◆ **Work to complete**: Omit all images. Write out the rest of the material exactly.

◆ **Given information**:

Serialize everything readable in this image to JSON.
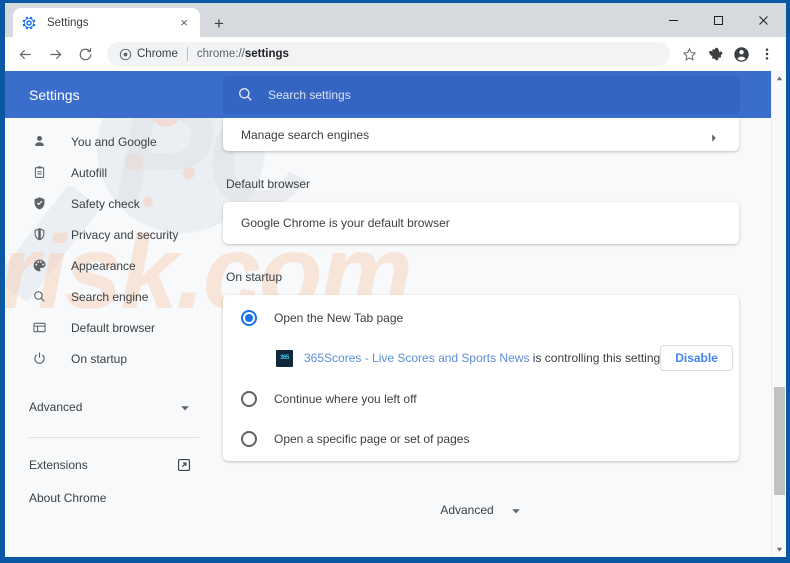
{
  "window": {
    "controls": [
      {
        "name": "minimize",
        "glyph": "minimize-icon"
      },
      {
        "name": "maximize",
        "glyph": "maximize-icon"
      },
      {
        "name": "close",
        "glyph": "close-icon"
      }
    ]
  },
  "tab": {
    "title": "Settings",
    "favicon": "gear-icon",
    "close_label": "×",
    "new_tab_label": "+"
  },
  "toolbar": {
    "back_icon": "back-arrow-icon",
    "forward_icon": "forward-arrow-icon",
    "reload_icon": "reload-icon",
    "omnibox": {
      "chip_icon": "chrome-icon",
      "chip_label": "Chrome",
      "url_prefix": "chrome://",
      "url_bold": "settings"
    },
    "bookmark_icon": "star-icon",
    "extensions_icon": "puzzle-icon",
    "profile_icon": "profile-avatar-icon",
    "menu_icon": "three-dot-menu-icon"
  },
  "settings_header": {
    "title": "Settings",
    "search_icon": "search-icon",
    "search_placeholder": "Search settings",
    "search_value": ""
  },
  "sidebar": {
    "items": [
      {
        "label": "You and Google",
        "icon": "person-icon"
      },
      {
        "label": "Autofill",
        "icon": "clipboard-icon"
      },
      {
        "label": "Safety check",
        "icon": "shield-check-icon"
      },
      {
        "label": "Privacy and security",
        "icon": "shield-icon"
      },
      {
        "label": "Appearance",
        "icon": "palette-icon"
      },
      {
        "label": "Search engine",
        "icon": "magnifier-icon"
      },
      {
        "label": "Default browser",
        "icon": "browser-window-icon"
      },
      {
        "label": "On startup",
        "icon": "power-icon"
      }
    ],
    "advanced": {
      "label": "Advanced",
      "caret": "chevron-down-icon"
    },
    "footer": [
      {
        "label": "Extensions",
        "icon": "external-link-icon"
      },
      {
        "label": "About Chrome",
        "icon": ""
      }
    ]
  },
  "main": {
    "manage_search_engines": {
      "label": "Manage search engines",
      "arrow": "chevron-right-icon"
    },
    "default_browser": {
      "section_title": "Default browser",
      "status": "Google Chrome is your default browser"
    },
    "on_startup": {
      "section_title": "On startup",
      "options": [
        {
          "label": "Open the New Tab page",
          "selected": true
        },
        {
          "label": "Continue where you left off",
          "selected": false
        },
        {
          "label": "Open a specific page or set of pages",
          "selected": false
        }
      ],
      "extension_notice": {
        "favicon_text": "365",
        "extension_name": "365Scores - Live Scores and Sports News",
        "suffix": " is controlling this setting",
        "button_label": "Disable"
      }
    },
    "advanced_footer": {
      "label": "Advanced",
      "caret": "chevron-down-icon"
    }
  },
  "scrollbar": {
    "up_arrow": "scroll-up-arrow-icon",
    "down_arrow": "scroll-down-arrow-icon"
  },
  "watermark": {
    "primary": "PC",
    "secondary": "risk.com"
  },
  "colors": {
    "frame_blue": "#0a57a4",
    "header_blue": "#3b6ecc",
    "accent_blue": "#1a73e8",
    "link_blue": "#5b8dd9",
    "button_blue": "#4285f4",
    "page_bg": "#f8f9fa"
  }
}
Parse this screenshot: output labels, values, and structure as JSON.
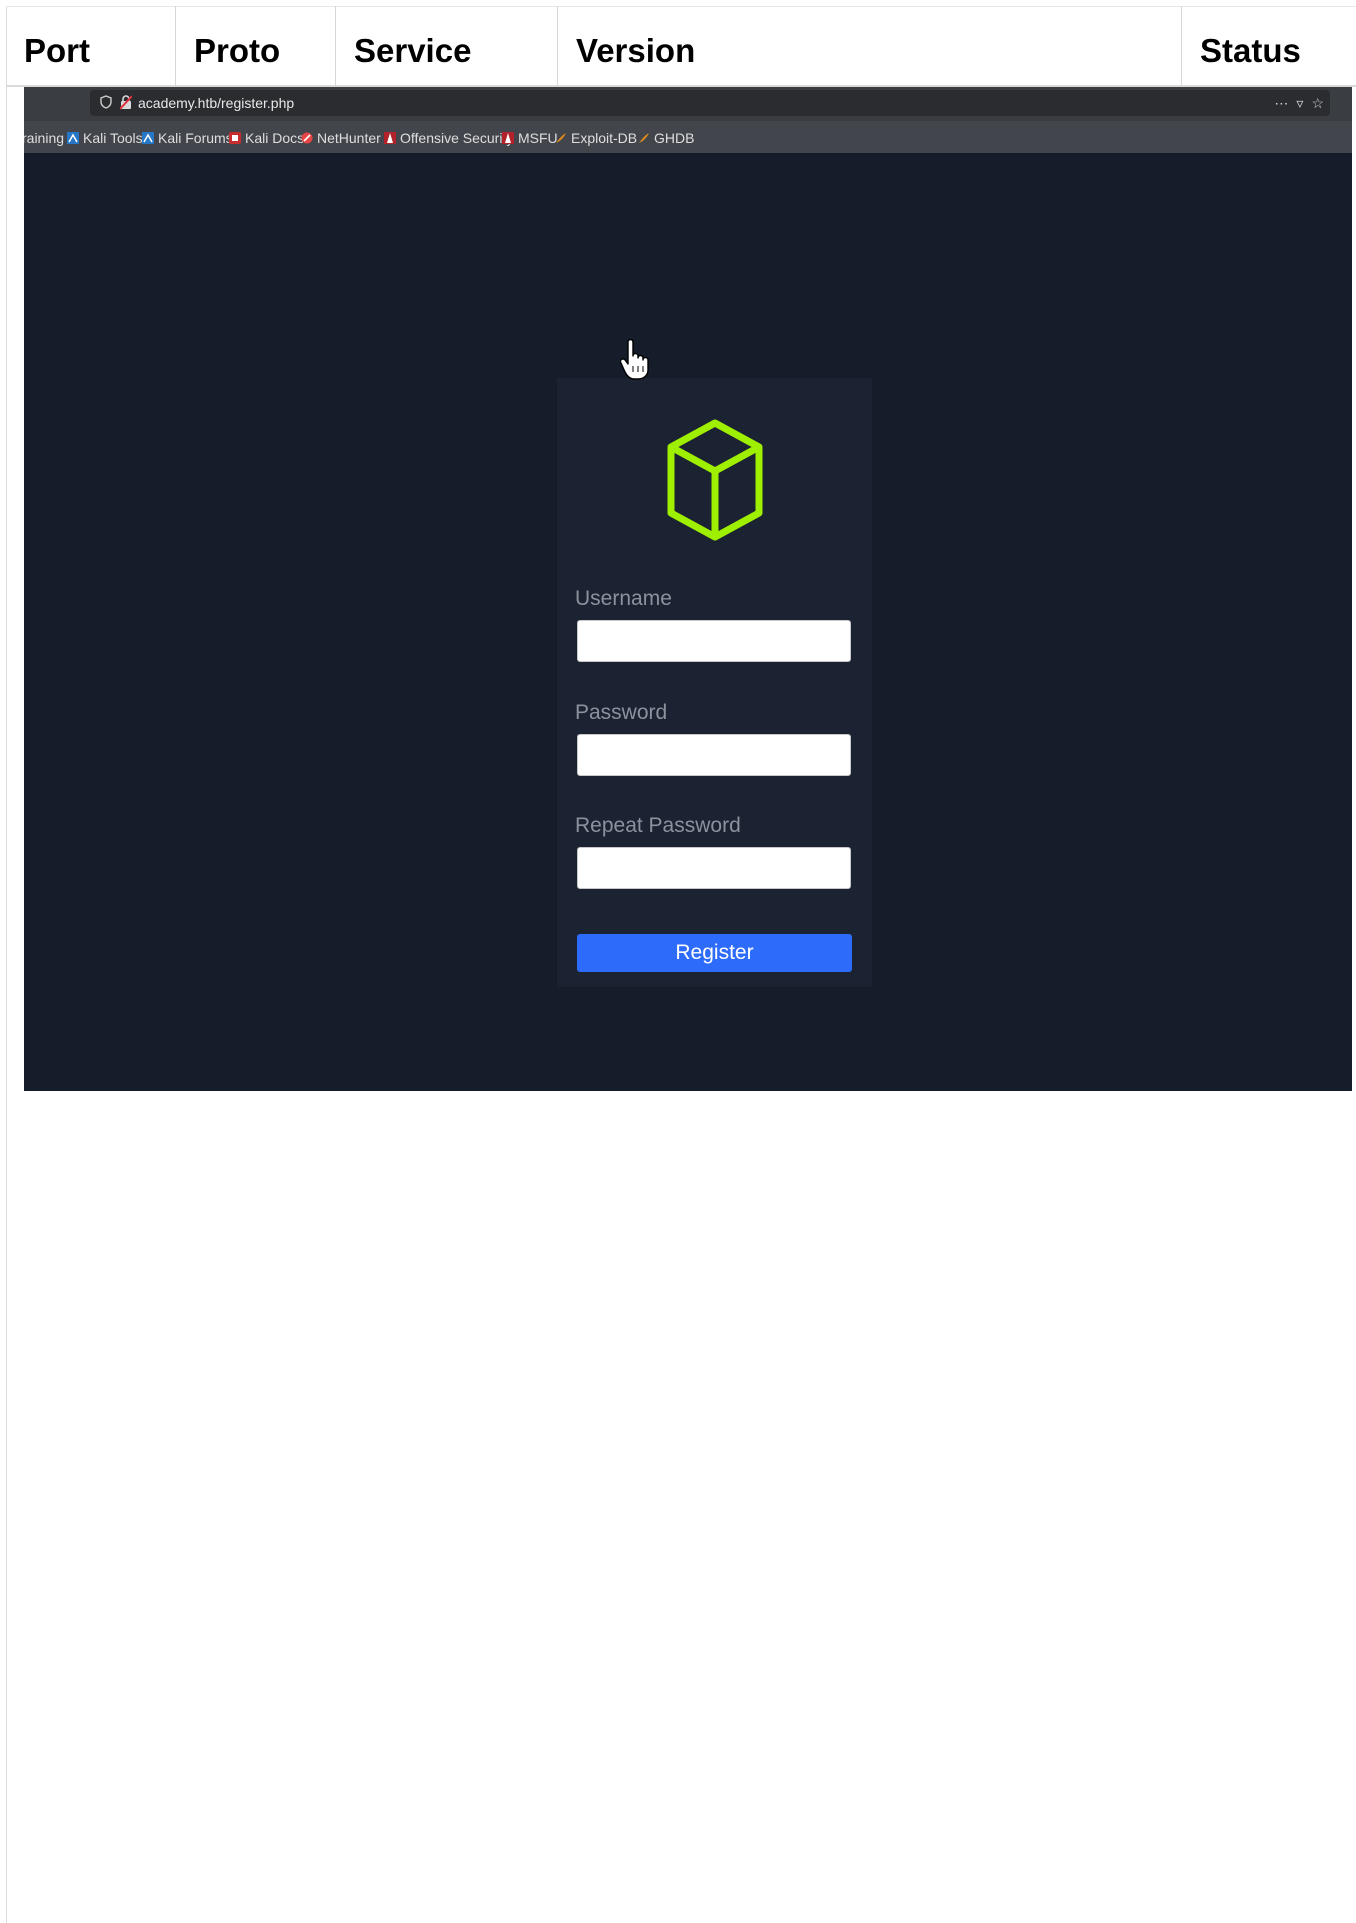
{
  "table": {
    "columns": [
      "Port",
      "Proto",
      "Service",
      "Version",
      "Status"
    ]
  },
  "browser": {
    "url": "academy.htb/register.php",
    "actions": [
      "⋯",
      "▿",
      "☆"
    ],
    "bookmarks": [
      {
        "label": "raining",
        "icon": ""
      },
      {
        "label": "Kali Tools",
        "icon": "kali-dragon-icon"
      },
      {
        "label": "Kali Forums",
        "icon": "kali-dragon-icon"
      },
      {
        "label": "Kali Docs",
        "icon": "kali-docs-icon"
      },
      {
        "label": "NetHunter",
        "icon": "nethunter-icon"
      },
      {
        "label": "Offensive Security",
        "icon": "offsec-icon"
      },
      {
        "label": "MSFU",
        "icon": "offsec-icon"
      },
      {
        "label": "Exploit-DB",
        "icon": "exploit-db-icon"
      },
      {
        "label": "GHDB",
        "icon": "exploit-db-icon"
      }
    ]
  },
  "form": {
    "logo": "cube-logo",
    "username_label": "Username",
    "username_value": "",
    "password_label": "Password",
    "password_value": "",
    "repeat_password_label": "Repeat Password",
    "repeat_password_value": "",
    "submit_label": "Register"
  },
  "colors": {
    "page_bg": "#151d2b",
    "card_bg": "#1b2332",
    "logo": "#9fef00",
    "button": "#2d6bfa",
    "label": "#8b929d"
  }
}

◆ **Final result**:
Serialize everything readable in this image to JSON.
{
  "window": {
    "controls": [
      {
        "name": "minimize",
        "glyph": "minimize-icon"
      },
      {
        "name": "maximize",
        "glyph": "maximize-icon"
      },
      {
        "name": "close",
        "glyph": "close-icon"
      }
    ]
  },
  "tab": {
    "title": "Settings",
    "favicon": "gear-icon",
    "close_label": "×",
    "new_tab_label": "+"
  },
  "toolbar": {
    "back_icon": "back-arrow-icon",
    "forward_icon": "forward-arrow-icon",
    "reload_icon": "reload-icon",
    "omnibox": {
      "chip_icon": "chrome-icon",
      "chip_label": "Chrome",
      "url_prefix": "chrome://",
      "url_bold": "settings"
    },
    "bookmark_icon": "star-icon",
    "extensions_icon": "puzzle-icon",
    "profile_icon": "profile-avatar-icon",
    "menu_icon": "three-dot-menu-icon"
  },
  "settings_header": {
    "title": "Settings",
    "search_icon": "search-icon",
    "search_placeholder": "Search settings",
    "search_value": ""
  },
  "sidebar": {
    "items": [
      {
        "label": "You and Google",
        "icon": "person-icon"
      },
      {
        "label": "Autofill",
        "icon": "clipboard-icon"
      },
      {
        "label": "Safety check",
        "icon": "shield-check-icon"
      },
      {
        "label": "Privacy and security",
        "icon": "shield-icon"
      },
      {
        "label": "Appearance",
        "icon": "palette-icon"
      },
      {
        "label": "Search engine",
        "icon": "magnifier-icon"
      },
      {
        "label": "Default browser",
        "icon": "browser-window-icon"
      },
      {
        "label": "On startup",
        "icon": "power-icon"
      }
    ],
    "advanced": {
      "label": "Advanced",
      "caret": "chevron-down-icon"
    },
    "footer": [
      {
        "label": "Extensions",
        "icon": "external-link-icon"
      },
      {
        "label": "About Chrome",
        "icon": ""
      }
    ]
  },
  "main": {
    "manage_search_engines": {
      "label": "Manage search engines",
      "arrow": "chevron-right-icon"
    },
    "default_browser": {
      "section_title": "Default browser",
      "status": "Google Chrome is your default browser"
    },
    "on_startup": {
      "section_title": "On startup",
      "options": [
        {
          "label": "Open the New Tab page",
          "selected": true
        },
        {
          "label": "Continue where you left off",
          "selected": false
        },
        {
          "label": "Open a specific page or set of pages",
          "selected": false
        }
      ],
      "extension_notice": {
        "favicon_text": "365",
        "extension_name": "365Scores - Live Scores and Sports News",
        "suffix": " is controlling this setting",
        "button_label": "Disable"
      }
    },
    "advanced_footer": {
      "label": "Advanced",
      "caret": "chevron-down-icon"
    }
  },
  "scrollbar": {
    "up_arrow": "scroll-up-arrow-icon",
    "down_arrow": "scroll-down-arrow-icon"
  },
  "watermark": {
    "primary": "PC",
    "secondary": "risk.com"
  },
  "colors": {
    "frame_blue": "#0a57a4",
    "header_blue": "#3b6ecc",
    "accent_blue": "#1a73e8",
    "link_blue": "#5b8dd9",
    "button_blue": "#4285f4",
    "page_bg": "#f8f9fa"
  }
}
Parse this screenshot: output labels, values, and structure as JSON.
{
  "table": {
    "columns": [
      "Port",
      "Proto",
      "Service",
      "Version",
      "Status"
    ]
  },
  "browser": {
    "url": "academy.htb/register.php",
    "actions": [
      "⋯",
      "▿",
      "☆"
    ],
    "bookmarks": [
      {
        "label": "raining",
        "icon": ""
      },
      {
        "label": "Kali Tools",
        "icon": "kali-dragon-icon"
      },
      {
        "label": "Kali Forums",
        "icon": "kali-dragon-icon"
      },
      {
        "label": "Kali Docs",
        "icon": "kali-docs-icon"
      },
      {
        "label": "NetHunter",
        "icon": "nethunter-icon"
      },
      {
        "label": "Offensive Security",
        "icon": "offsec-icon"
      },
      {
        "label": "MSFU",
        "icon": "offsec-icon"
      },
      {
        "label": "Exploit-DB",
        "icon": "exploit-db-icon"
      },
      {
        "label": "GHDB",
        "icon": "exploit-db-icon"
      }
    ]
  },
  "form": {
    "logo": "cube-logo",
    "username_label": "Username",
    "username_value": "",
    "password_label": "Password",
    "password_value": "",
    "repeat_password_label": "Repeat Password",
    "repeat_password_value": "",
    "submit_label": "Register"
  },
  "colors": {
    "page_bg": "#151d2b",
    "card_bg": "#1b2332",
    "logo": "#9fef00",
    "button": "#2d6bfa",
    "label": "#8b929d"
  }
}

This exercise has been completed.